WHAT YOU WILL DO
Print all entries word for word.

* Start MATERIAL *

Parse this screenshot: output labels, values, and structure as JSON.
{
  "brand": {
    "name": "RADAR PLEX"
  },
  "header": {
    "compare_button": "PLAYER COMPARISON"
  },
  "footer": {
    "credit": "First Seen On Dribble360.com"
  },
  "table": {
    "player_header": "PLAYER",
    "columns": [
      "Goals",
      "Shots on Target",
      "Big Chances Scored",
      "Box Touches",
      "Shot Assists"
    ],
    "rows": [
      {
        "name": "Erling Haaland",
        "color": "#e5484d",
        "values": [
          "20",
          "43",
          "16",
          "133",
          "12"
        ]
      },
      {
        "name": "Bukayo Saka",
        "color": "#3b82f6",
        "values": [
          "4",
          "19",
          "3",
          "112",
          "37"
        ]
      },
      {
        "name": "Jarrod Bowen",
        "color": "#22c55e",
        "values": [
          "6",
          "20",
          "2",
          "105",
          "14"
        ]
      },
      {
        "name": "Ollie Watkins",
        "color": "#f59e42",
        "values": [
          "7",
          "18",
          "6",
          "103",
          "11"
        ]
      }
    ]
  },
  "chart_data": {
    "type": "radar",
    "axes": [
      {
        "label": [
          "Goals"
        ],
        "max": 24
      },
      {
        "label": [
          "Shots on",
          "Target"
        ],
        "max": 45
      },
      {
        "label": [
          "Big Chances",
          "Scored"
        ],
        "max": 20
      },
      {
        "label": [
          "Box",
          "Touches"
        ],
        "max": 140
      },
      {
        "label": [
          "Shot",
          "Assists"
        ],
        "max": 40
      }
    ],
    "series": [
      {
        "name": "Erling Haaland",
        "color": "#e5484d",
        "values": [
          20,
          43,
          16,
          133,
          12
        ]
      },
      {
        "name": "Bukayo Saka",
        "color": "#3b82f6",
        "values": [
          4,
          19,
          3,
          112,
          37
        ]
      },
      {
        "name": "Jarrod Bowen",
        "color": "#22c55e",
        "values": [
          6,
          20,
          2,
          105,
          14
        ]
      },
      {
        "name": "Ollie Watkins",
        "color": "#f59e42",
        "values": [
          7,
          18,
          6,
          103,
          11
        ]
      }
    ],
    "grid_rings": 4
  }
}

* End MATERIAL *

REPLY TO THE EXERCISE
Parse this screenshot: output labels, values, and structure as JSON.
{
  "brand": {
    "name": "RADAR PLEX"
  },
  "header": {
    "compare_button": "PLAYER COMPARISON"
  },
  "footer": {
    "credit": "First Seen On Dribble360.com"
  },
  "table": {
    "player_header": "PLAYER",
    "columns": [
      "Goals",
      "Shots on Target",
      "Big Chances Scored",
      "Box Touches",
      "Shot Assists"
    ],
    "rows": [
      {
        "name": "Erling Haaland",
        "color": "#e5484d",
        "values": [
          "20",
          "43",
          "16",
          "133",
          "12"
        ]
      },
      {
        "name": "Bukayo Saka",
        "color": "#3b82f6",
        "values": [
          "4",
          "19",
          "3",
          "112",
          "37"
        ]
      },
      {
        "name": "Jarrod Bowen",
        "color": "#22c55e",
        "values": [
          "6",
          "20",
          "2",
          "105",
          "14"
        ]
      },
      {
        "name": "Ollie Watkins",
        "color": "#f59e42",
        "values": [
          "7",
          "18",
          "6",
          "103",
          "11"
        ]
      }
    ]
  },
  "chart_data": {
    "type": "radar",
    "axes": [
      {
        "label": [
          "Goals"
        ],
        "max": 24
      },
      {
        "label": [
          "Shots on",
          "Target"
        ],
        "max": 45
      },
      {
        "label": [
          "Big Chances",
          "Scored"
        ],
        "max": 20
      },
      {
        "label": [
          "Box",
          "Touches"
        ],
        "max": 140
      },
      {
        "label": [
          "Shot",
          "Assists"
        ],
        "max": 40
      }
    ],
    "series": [
      {
        "name": "Erling Haaland",
        "color": "#e5484d",
        "values": [
          20,
          43,
          16,
          133,
          12
        ]
      },
      {
        "name": "Bukayo Saka",
        "color": "#3b82f6",
        "values": [
          4,
          19,
          3,
          112,
          37
        ]
      },
      {
        "name": "Jarrod Bowen",
        "color": "#22c55e",
        "values": [
          6,
          20,
          2,
          105,
          14
        ]
      },
      {
        "name": "Ollie Watkins",
        "color": "#f59e42",
        "values": [
          7,
          18,
          6,
          103,
          11
        ]
      }
    ],
    "grid_rings": 4
  }
}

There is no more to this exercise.